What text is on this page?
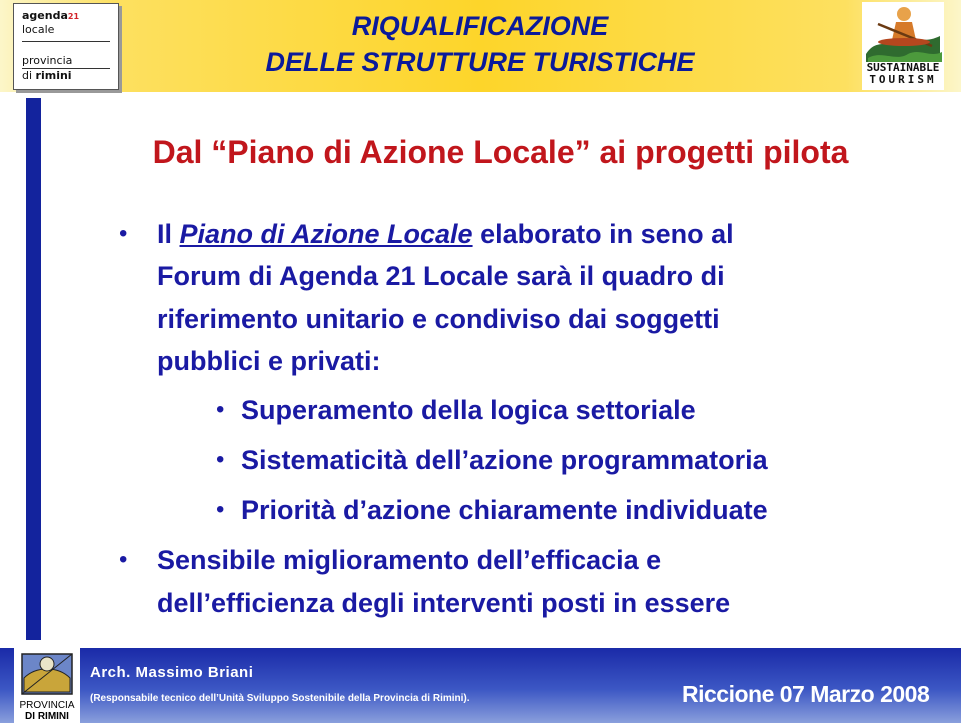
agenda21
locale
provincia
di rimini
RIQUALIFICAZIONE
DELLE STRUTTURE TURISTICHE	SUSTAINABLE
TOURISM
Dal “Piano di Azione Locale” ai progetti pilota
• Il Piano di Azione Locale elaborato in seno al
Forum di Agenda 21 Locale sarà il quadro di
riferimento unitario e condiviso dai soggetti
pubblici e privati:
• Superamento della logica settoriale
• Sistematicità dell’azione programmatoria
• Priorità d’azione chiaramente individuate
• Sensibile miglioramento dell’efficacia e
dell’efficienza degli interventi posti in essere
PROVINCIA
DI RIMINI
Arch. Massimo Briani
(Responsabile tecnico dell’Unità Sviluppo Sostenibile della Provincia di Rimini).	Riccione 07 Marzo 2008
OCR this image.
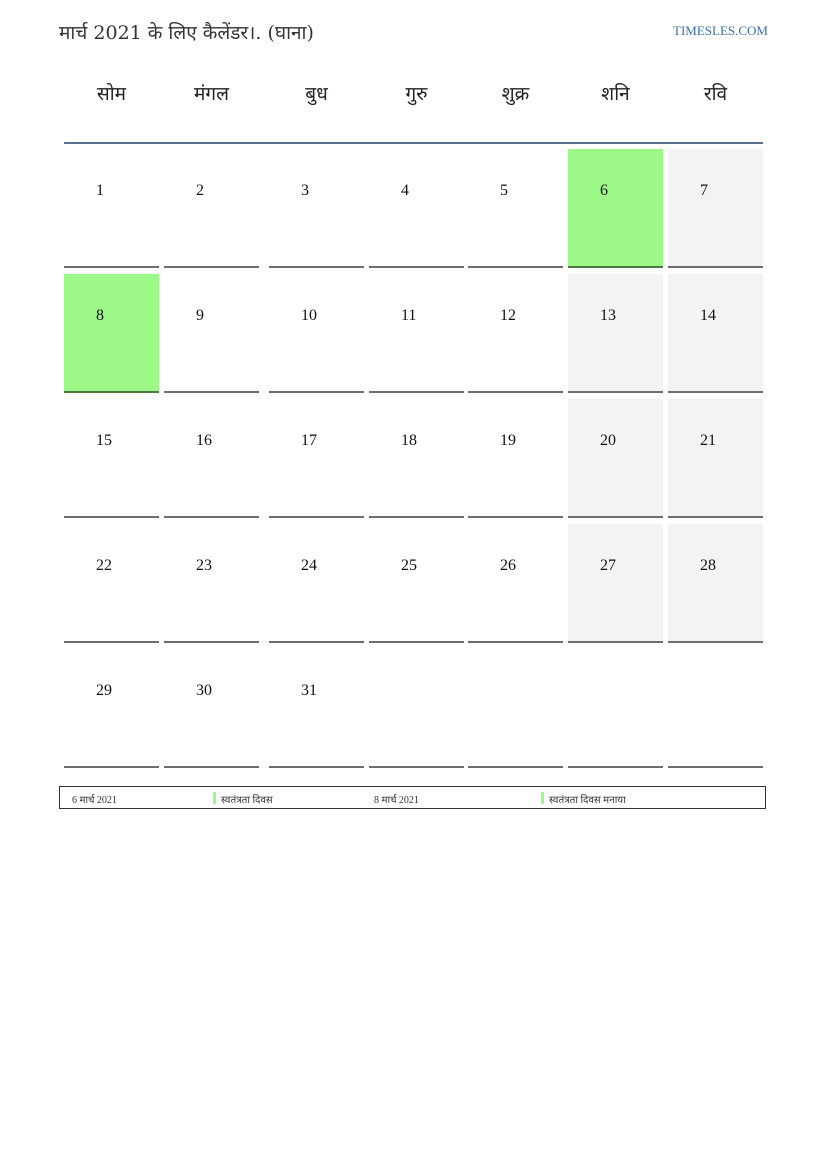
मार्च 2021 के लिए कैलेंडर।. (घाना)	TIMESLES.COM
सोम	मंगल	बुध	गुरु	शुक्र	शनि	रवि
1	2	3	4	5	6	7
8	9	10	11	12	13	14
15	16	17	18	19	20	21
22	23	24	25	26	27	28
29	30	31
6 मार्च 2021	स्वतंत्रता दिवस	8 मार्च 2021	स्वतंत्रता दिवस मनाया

---------------

* Task to complete
Search the material above for "this". Pull out each line where it shows up.

* Worked answer
What text is on this page?
OCR this image.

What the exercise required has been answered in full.